Problem to solve »
Take the entries below and reproduce them word for word.

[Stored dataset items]
Begin

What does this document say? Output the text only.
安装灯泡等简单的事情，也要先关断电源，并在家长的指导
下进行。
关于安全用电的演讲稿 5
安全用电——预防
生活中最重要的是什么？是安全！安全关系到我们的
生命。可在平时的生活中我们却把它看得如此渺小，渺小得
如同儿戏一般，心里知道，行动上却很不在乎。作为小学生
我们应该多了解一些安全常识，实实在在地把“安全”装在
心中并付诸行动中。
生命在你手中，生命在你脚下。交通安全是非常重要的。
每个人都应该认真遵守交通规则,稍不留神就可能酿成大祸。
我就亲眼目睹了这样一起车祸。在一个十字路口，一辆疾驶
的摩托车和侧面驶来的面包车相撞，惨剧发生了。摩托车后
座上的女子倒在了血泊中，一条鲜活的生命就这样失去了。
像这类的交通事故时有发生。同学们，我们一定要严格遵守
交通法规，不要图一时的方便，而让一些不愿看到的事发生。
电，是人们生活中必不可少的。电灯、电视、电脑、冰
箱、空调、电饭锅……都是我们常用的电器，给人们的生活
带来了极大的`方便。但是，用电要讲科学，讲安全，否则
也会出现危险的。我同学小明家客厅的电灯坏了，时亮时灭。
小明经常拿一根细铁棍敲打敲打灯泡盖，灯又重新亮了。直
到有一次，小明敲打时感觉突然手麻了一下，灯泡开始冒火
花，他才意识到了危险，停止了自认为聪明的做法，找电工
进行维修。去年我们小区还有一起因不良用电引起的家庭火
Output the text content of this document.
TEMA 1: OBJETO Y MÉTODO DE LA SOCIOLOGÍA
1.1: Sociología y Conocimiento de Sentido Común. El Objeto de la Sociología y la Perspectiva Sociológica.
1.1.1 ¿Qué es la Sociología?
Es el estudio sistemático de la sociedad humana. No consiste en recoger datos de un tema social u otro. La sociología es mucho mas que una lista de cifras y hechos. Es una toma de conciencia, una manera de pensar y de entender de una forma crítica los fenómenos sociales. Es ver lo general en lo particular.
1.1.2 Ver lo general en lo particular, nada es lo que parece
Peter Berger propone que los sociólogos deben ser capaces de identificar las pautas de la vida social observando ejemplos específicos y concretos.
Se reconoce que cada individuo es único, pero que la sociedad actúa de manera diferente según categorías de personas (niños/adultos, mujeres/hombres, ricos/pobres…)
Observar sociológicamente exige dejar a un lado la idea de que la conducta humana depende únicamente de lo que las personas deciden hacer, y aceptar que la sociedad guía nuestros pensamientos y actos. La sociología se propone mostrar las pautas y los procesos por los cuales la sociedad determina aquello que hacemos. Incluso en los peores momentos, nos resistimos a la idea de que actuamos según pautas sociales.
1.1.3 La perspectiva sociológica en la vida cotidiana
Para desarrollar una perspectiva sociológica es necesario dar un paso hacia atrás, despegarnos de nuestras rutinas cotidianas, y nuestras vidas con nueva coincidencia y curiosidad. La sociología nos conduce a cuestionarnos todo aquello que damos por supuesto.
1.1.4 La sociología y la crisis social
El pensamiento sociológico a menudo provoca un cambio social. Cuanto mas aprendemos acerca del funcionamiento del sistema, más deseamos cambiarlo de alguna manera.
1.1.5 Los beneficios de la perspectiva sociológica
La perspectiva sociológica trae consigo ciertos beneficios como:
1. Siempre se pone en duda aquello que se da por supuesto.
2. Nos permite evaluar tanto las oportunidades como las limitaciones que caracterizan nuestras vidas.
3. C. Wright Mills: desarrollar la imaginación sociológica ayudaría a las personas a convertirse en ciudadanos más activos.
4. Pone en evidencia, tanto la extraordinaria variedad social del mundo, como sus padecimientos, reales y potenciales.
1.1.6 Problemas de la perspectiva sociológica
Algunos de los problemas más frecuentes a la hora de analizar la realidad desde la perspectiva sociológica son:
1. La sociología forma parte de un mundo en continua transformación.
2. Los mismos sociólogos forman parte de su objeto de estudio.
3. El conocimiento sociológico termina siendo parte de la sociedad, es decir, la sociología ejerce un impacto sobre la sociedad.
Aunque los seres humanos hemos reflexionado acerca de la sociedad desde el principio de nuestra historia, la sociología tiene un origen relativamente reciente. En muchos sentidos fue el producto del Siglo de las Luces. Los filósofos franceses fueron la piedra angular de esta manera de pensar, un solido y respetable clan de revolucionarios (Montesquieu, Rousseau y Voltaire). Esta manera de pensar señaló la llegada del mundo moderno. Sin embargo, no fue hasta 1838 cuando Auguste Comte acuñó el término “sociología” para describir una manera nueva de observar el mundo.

End

Final result »
What does this document say? Output the text only.
安装灯泡等简单的事情，也要先关断电源，并在家长的指导
下进行。
关于安全用电的演讲稿 5
安全用电——预防
生活中最重要的是什么？是安全！安全关系到我们的
生命。可在平时的生活中我们却把它看得如此渺小，渺小得
如同儿戏一般，心里知道，行动上却很不在乎。作为小学生
我们应该多了解一些安全常识，实实在在地把“安全”装在
心中并付诸行动中。
生命在你手中，生命在你脚下。交通安全是非常重要的。
每个人都应该认真遵守交通规则,稍不留神就可能酿成大祸。
我就亲眼目睹了这样一起车祸。在一个十字路口，一辆疾驶
的摩托车和侧面驶来的面包车相撞，惨剧发生了。摩托车后
座上的女子倒在了血泊中，一条鲜活的生命就这样失去了。
像这类的交通事故时有发生。同学们，我们一定要严格遵守
交通法规，不要图一时的方便，而让一些不愿看到的事发生。
电，是人们生活中必不可少的。电灯、电视、电脑、冰
箱、空调、电饭锅……都是我们常用的电器，给人们的生活
带来了极大的`方便。但是，用电要讲科学，讲安全，否则
也会出现危险的。我同学小明家客厅的电灯坏了，时亮时灭。
小明经常拿一根细铁棍敲打敲打灯泡盖，灯又重新亮了。直
到有一次，小明敲打时感觉突然手麻了一下，灯泡开始冒火
花，他才意识到了危险，停止了自认为聪明的做法，找电工
进行维修。去年我们小区还有一起因不良用电引起的家庭火
Output the text content of this document.
TEMA 1: OBJETO Y MÉTODO DE LA SOCIOLOGÍA
1.1: Sociología y Conocimiento de Sentido Común. El Objeto de la Sociología y la Perspectiva Sociológica.
1.1.1 ¿Qué es la Sociología?
Es el estudio sistemático de la sociedad humana. No consiste en recoger datos de un tema social u otro. La sociología es mucho mas que una lista de cifras y hechos. Es una toma de conciencia, una manera de pensar y de entender de una forma crítica los fenómenos sociales. Es ver lo general en lo particular.
1.1.2 Ver lo general en lo particular, nada es lo que parece
Peter Berger propone que los sociólogos deben ser capaces de identificar las pautas de la vida social observando ejemplos específicos y concretos.
Se reconoce que cada individuo es único, pero que la sociedad actúa de manera diferente según categorías de personas (niños/adultos, mujeres/hombres, ricos/pobres…)
Observar sociológicamente exige dejar a un lado la idea de que la conducta humana depende únicamente de lo que las personas deciden hacer, y aceptar que la sociedad guía nuestros pensamientos y actos. La sociología se propone mostrar las pautas y los procesos por los cuales la sociedad determina aquello que hacemos. Incluso en los peores momentos, nos resistimos a la idea de que actuamos según pautas sociales.
1.1.3 La perspectiva sociológica en la vida cotidiana
Para desarrollar una perspectiva sociológica es necesario dar un paso hacia atrás, despegarnos de nuestras rutinas cotidianas, y nuestras vidas con nueva coincidencia y curiosidad. La sociología nos conduce a cuestionarnos todo aquello que damos por supuesto.
1.1.4 La sociología y la crisis social
El pensamiento sociológico a menudo provoca un cambio social. Cuanto mas aprendemos acerca del funcionamiento del sistema, más deseamos cambiarlo de alguna manera.
1.1.5 Los beneficios de la perspectiva sociológica
La perspectiva sociológica trae consigo ciertos beneficios como:
1. Siempre se pone en duda aquello que se da por supuesto.
2. Nos permite evaluar tanto las oportunidades como las limitaciones que caracterizan nuestras vidas.
3. C. Wright Mills: desarrollar la imaginación sociológica ayudaría a las personas a convertirse en ciudadanos más activos.
4. Pone en evidencia, tanto la extraordinaria variedad social del mundo, como sus padecimientos, reales y potenciales.
1.1.6 Problemas de la perspectiva sociológica
Algunos de los problemas más frecuentes a la hora de analizar la realidad desde la perspectiva sociológica son:
1. La sociología forma parte de un mundo en continua transformación.
2. Los mismos sociólogos forman parte de su objeto de estudio.
3. El conocimiento sociológico termina siendo parte de la sociedad, es decir, la sociología ejerce un impacto sobre la sociedad.
Aunque los seres humanos hemos reflexionado acerca de la sociedad desde el principio de nuestra historia, la sociología tiene un origen relativamente reciente. En muchos sentidos fue el producto del Siglo de las Luces. Los filósofos franceses fueron la piedra angular de esta manera de pensar, un solido y respetable clan de revolucionarios (Montesquieu, Rousseau y Voltaire). Esta manera de pensar señaló la llegada del mundo moderno. Sin embargo, no fue hasta 1838 cuando Auguste Comte acuñó el término “sociología” para describir una manera nueva de observar el mundo.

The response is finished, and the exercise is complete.